## Begin

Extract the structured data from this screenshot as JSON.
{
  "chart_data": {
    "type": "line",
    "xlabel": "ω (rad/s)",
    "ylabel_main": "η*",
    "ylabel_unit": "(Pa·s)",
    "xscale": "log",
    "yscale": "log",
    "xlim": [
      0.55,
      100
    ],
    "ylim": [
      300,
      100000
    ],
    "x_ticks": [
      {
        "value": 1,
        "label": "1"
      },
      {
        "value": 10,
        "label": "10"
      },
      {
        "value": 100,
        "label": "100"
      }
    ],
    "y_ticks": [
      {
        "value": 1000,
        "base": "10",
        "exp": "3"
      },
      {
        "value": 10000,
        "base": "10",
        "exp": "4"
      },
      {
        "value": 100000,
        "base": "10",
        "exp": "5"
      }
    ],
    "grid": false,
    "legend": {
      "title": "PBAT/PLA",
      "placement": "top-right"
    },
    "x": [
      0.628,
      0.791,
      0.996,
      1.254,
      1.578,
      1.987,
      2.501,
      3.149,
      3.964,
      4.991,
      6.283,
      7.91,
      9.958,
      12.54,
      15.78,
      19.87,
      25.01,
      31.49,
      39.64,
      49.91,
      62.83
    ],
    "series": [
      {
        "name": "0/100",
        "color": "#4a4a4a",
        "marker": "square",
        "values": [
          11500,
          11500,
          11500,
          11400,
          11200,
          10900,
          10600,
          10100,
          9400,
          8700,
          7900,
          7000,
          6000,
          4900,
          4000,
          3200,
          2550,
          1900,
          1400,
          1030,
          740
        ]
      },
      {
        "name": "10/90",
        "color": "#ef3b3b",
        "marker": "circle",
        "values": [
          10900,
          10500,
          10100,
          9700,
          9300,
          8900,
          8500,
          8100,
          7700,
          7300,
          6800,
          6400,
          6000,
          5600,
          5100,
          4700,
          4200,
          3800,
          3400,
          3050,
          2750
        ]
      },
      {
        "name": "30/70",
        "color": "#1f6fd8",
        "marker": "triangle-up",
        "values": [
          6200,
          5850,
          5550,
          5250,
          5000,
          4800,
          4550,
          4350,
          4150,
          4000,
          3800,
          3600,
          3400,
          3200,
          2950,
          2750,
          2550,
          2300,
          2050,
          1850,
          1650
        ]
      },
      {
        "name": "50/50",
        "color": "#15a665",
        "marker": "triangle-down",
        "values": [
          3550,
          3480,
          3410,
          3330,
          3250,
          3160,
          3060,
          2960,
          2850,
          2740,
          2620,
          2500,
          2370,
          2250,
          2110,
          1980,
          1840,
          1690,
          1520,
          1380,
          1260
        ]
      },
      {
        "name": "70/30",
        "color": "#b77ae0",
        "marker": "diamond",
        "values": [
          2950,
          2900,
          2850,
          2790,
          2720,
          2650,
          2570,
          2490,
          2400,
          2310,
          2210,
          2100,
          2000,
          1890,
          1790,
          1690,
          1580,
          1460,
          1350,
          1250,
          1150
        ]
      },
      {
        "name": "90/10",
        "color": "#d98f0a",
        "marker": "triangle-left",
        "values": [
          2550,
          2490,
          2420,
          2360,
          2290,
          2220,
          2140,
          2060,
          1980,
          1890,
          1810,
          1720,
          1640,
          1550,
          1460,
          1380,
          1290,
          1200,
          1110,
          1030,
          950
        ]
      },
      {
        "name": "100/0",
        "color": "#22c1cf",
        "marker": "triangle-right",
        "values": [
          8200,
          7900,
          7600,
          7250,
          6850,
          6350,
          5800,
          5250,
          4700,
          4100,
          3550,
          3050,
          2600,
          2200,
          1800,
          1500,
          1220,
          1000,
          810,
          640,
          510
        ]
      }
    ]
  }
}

## End
## Begin

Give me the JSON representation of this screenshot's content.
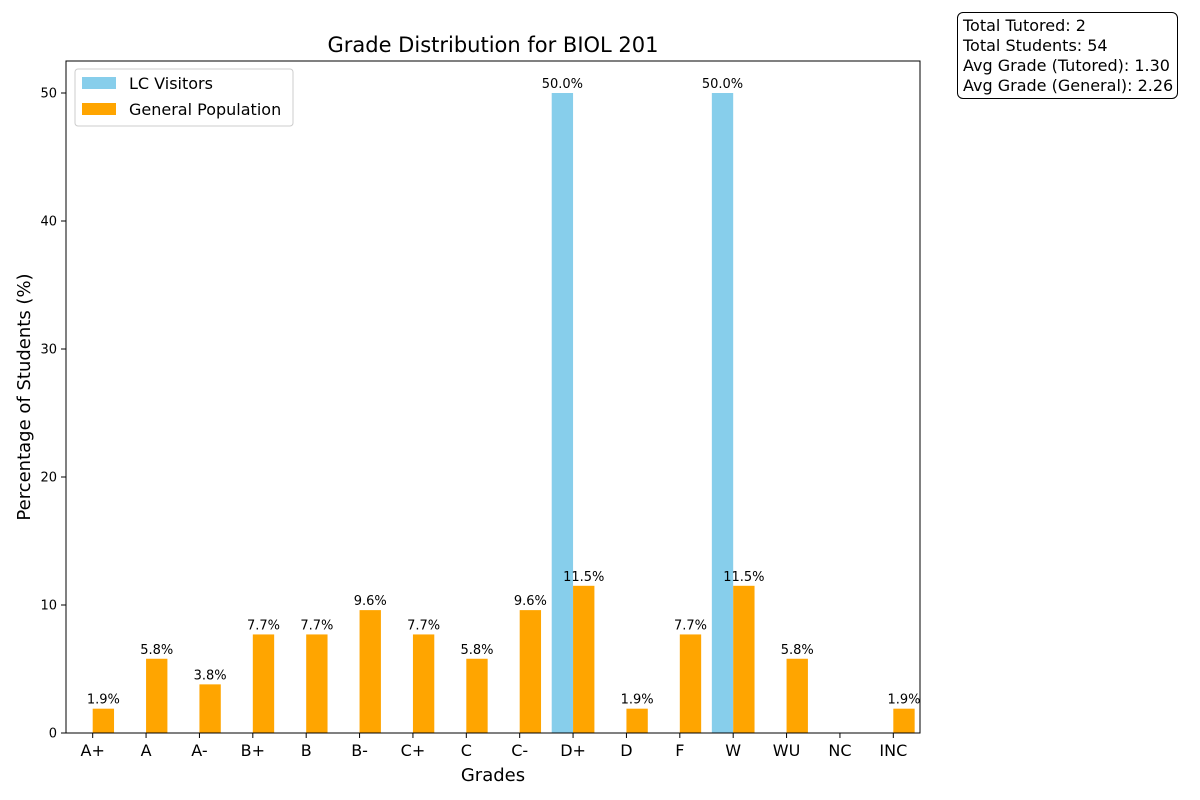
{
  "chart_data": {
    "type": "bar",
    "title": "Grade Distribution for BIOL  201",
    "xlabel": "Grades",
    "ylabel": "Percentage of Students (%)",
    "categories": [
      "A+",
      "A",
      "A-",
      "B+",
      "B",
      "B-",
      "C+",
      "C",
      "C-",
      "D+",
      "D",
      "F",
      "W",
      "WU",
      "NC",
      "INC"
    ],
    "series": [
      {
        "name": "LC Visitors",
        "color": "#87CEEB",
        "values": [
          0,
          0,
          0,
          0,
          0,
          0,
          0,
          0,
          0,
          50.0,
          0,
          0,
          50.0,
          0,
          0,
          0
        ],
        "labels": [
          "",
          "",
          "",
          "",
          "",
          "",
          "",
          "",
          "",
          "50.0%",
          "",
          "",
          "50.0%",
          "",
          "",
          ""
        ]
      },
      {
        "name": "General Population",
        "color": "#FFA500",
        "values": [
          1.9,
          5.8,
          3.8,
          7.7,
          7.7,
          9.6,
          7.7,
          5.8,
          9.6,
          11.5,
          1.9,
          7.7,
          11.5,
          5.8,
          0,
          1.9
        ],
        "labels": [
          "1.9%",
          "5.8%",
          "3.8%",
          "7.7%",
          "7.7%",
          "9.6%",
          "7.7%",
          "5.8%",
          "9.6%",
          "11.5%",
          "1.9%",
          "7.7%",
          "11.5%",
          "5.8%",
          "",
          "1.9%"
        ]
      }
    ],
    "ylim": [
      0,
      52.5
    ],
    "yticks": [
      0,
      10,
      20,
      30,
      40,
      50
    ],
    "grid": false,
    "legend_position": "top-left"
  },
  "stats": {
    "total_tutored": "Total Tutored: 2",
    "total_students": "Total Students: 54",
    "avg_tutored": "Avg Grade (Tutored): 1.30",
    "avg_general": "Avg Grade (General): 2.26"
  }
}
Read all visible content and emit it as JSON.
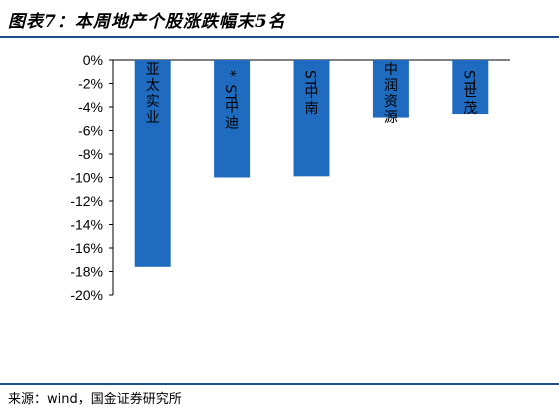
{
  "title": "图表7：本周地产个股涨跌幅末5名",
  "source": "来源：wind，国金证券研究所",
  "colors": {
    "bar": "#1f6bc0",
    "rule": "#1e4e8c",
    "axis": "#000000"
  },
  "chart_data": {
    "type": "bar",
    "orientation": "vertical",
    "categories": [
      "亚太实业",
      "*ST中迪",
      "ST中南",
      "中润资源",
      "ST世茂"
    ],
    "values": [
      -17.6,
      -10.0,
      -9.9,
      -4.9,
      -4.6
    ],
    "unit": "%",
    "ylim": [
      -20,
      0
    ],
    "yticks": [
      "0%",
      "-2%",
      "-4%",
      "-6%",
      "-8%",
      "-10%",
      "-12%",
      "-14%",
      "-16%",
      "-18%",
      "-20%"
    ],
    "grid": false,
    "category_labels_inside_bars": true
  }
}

## End

**WHAT IS EXPECTED:** Go through the material above and count the lines that contain "screenshot"; answer with the number alone.

**ANSWER TO THE TASK:** 2